» **REQUIRED TASK**: Your task is to print all of the data word for word.
=== DATA PROVIDED ===
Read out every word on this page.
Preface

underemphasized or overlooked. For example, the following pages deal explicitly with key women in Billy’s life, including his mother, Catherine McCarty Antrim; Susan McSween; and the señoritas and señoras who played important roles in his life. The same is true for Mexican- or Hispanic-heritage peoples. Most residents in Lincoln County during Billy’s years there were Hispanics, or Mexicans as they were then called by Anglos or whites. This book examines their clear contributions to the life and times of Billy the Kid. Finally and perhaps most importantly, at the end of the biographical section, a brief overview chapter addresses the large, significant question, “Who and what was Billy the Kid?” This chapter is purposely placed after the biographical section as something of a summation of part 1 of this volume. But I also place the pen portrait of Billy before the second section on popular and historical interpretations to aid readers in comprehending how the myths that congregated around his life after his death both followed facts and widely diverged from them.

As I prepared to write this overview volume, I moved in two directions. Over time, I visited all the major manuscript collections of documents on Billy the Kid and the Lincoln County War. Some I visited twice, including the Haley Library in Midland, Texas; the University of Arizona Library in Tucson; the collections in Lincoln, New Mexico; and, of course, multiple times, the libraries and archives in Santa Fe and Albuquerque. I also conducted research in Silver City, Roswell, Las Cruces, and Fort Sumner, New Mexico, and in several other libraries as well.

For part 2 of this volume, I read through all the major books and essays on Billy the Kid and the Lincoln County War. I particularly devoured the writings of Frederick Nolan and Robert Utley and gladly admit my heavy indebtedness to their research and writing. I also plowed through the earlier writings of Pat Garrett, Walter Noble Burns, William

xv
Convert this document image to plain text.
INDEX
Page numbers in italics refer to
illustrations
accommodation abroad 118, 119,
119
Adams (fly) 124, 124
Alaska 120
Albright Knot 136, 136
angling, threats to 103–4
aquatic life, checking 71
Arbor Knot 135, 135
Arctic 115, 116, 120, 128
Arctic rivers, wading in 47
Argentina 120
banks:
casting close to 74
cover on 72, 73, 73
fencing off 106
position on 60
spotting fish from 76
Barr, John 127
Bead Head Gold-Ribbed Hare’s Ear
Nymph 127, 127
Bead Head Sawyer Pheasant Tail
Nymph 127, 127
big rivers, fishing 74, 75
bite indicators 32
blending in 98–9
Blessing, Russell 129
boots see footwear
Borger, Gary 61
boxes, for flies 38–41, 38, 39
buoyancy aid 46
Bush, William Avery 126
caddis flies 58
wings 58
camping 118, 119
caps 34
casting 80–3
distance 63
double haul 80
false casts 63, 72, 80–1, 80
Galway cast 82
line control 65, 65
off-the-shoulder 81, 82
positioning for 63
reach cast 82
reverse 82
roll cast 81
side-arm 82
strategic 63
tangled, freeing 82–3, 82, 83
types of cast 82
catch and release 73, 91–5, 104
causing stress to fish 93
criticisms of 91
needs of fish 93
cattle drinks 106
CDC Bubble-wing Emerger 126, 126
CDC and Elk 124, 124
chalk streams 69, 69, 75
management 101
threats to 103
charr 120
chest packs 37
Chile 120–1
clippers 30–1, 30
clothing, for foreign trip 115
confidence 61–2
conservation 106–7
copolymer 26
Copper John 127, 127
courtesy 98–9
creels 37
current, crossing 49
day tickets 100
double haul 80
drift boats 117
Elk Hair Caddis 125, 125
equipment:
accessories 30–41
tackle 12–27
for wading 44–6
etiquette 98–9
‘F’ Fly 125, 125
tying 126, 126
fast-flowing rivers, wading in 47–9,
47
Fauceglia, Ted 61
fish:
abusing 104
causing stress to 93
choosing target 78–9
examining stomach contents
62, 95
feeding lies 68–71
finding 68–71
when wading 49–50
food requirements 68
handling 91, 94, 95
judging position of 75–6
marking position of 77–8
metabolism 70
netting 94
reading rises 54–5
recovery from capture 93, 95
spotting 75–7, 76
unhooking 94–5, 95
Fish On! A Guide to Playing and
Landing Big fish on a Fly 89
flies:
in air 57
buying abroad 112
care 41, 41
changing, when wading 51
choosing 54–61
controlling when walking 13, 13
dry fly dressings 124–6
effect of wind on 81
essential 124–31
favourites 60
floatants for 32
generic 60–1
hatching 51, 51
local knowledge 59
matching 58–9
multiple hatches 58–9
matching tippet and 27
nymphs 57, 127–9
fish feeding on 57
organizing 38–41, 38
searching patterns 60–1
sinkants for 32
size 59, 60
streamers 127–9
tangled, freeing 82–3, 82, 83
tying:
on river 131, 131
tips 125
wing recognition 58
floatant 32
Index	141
===
» **OUTPUT OF THE TASK**:
Read out every word on this page.
Preface

underemphasized or overlooked. For example, the following pages deal explicitly with key women in Billy’s life, including his mother, Catherine McCarty Antrim; Susan McSween; and the señoritas and señoras who played important roles in his life. The same is true for Mexican- or Hispanic-heritage peoples. Most residents in Lincoln County during Billy’s years there were Hispanics, or Mexicans as they were then called by Anglos or whites. This book examines their clear contributions to the life and times of Billy the Kid. Finally and perhaps most importantly, at the end of the biographical section, a brief overview chapter addresses the large, significant question, “Who and what was Billy the Kid?” This chapter is purposely placed after the biographical section as something of a summation of part 1 of this volume. But I also place the pen portrait of Billy before the second section on popular and historical interpretations to aid readers in comprehending how the myths that congregated around his life after his death both followed facts and widely diverged from them.

As I prepared to write this overview volume, I moved in two directions. Over time, I visited all the major manuscript collections of documents on Billy the Kid and the Lincoln County War. Some I visited twice, including the Haley Library in Midland, Texas; the University of Arizona Library in Tucson; the collections in Lincoln, New Mexico; and, of course, multiple times, the libraries and archives in Santa Fe and Albuquerque. I also conducted research in Silver City, Roswell, Las Cruces, and Fort Sumner, New Mexico, and in several other libraries as well.

For part 2 of this volume, I read through all the major books and essays on Billy the Kid and the Lincoln County War. I particularly devoured the writings of Frederick Nolan and Robert Utley and gladly admit my heavy indebtedness to their research and writing. I also plowed through the earlier writings of Pat Garrett, Walter Noble Burns, William

xv
Convert this document image to plain text.
INDEX
Page numbers in italics refer to
illustrations
accommodation abroad 118, 119,
119
Adams (fly) 124, 124
Alaska 120
Albright Knot 136, 136
angling, threats to 103–4
aquatic life, checking 71
Arbor Knot 135, 135
Arctic 115, 116, 120, 128
Arctic rivers, wading in 47
Argentina 120
banks:
casting close to 74
cover on 72, 73, 73
fencing off 106
position on 60
spotting fish from 76
Barr, John 127
Bead Head Gold-Ribbed Hare’s Ear
Nymph 127, 127
Bead Head Sawyer Pheasant Tail
Nymph 127, 127
big rivers, fishing 74, 75
bite indicators 32
blending in 98–9
Blessing, Russell 129
boots see footwear
Borger, Gary 61
boxes, for flies 38–41, 38, 39
buoyancy aid 46
Bush, William Avery 126
caddis flies 58
wings 58
camping 118, 119
caps 34
casting 80–3
distance 63
double haul 80
false casts 63, 72, 80–1, 80
Galway cast 82
line control 65, 65
off-the-shoulder 81, 82
positioning for 63
reach cast 82
reverse 82
roll cast 81
side-arm 82
strategic 63
tangled, freeing 82–3, 82, 83
types of cast 82
catch and release 73, 91–5, 104
causing stress to fish 93
criticisms of 91
needs of fish 93
cattle drinks 106
CDC Bubble-wing Emerger 126, 126
CDC and Elk 124, 124
chalk streams 69, 69, 75
management 101
threats to 103
charr 120
chest packs 37
Chile 120–1
clippers 30–1, 30
clothing, for foreign trip 115
confidence 61–2
conservation 106–7
copolymer 26
Copper John 127, 127
courtesy 98–9
creels 37
current, crossing 49
day tickets 100
double haul 80
drift boats 117
Elk Hair Caddis 125, 125
equipment:
accessories 30–41
tackle 12–27
for wading 44–6
etiquette 98–9
‘F’ Fly 125, 125
tying 126, 126
fast-flowing rivers, wading in 47–9,
47
Fauceglia, Ted 61
fish:
abusing 104
causing stress to 93
choosing target 78–9
examining stomach contents
62, 95
feeding lies 68–71
finding 68–71
when wading 49–50
food requirements 68
handling 91, 94, 95
judging position of 75–6
marking position of 77–8
metabolism 70
netting 94
reading rises 54–5
recovery from capture 93, 95
spotting 75–7, 76
unhooking 94–5, 95
Fish On! A Guide to Playing and
Landing Big fish on a Fly 89
flies:
in air 57
buying abroad 112
care 41, 41
changing, when wading 51
choosing 54–61
controlling when walking 13, 13
dry fly dressings 124–6
effect of wind on 81
essential 124–31
favourites 60
floatants for 32
generic 60–1
hatching 51, 51
local knowledge 59
matching 58–9
multiple hatches 58–9
matching tippet and 27
nymphs 57, 127–9
fish feeding on 57
organizing 38–41, 38
searching patterns 60–1
sinkants for 32
size 59, 60
streamers 127–9
tangled, freeing 82–3, 82, 83
tying:
on river 131, 131
tips 125
wing recognition 58
floatant 32
Index	141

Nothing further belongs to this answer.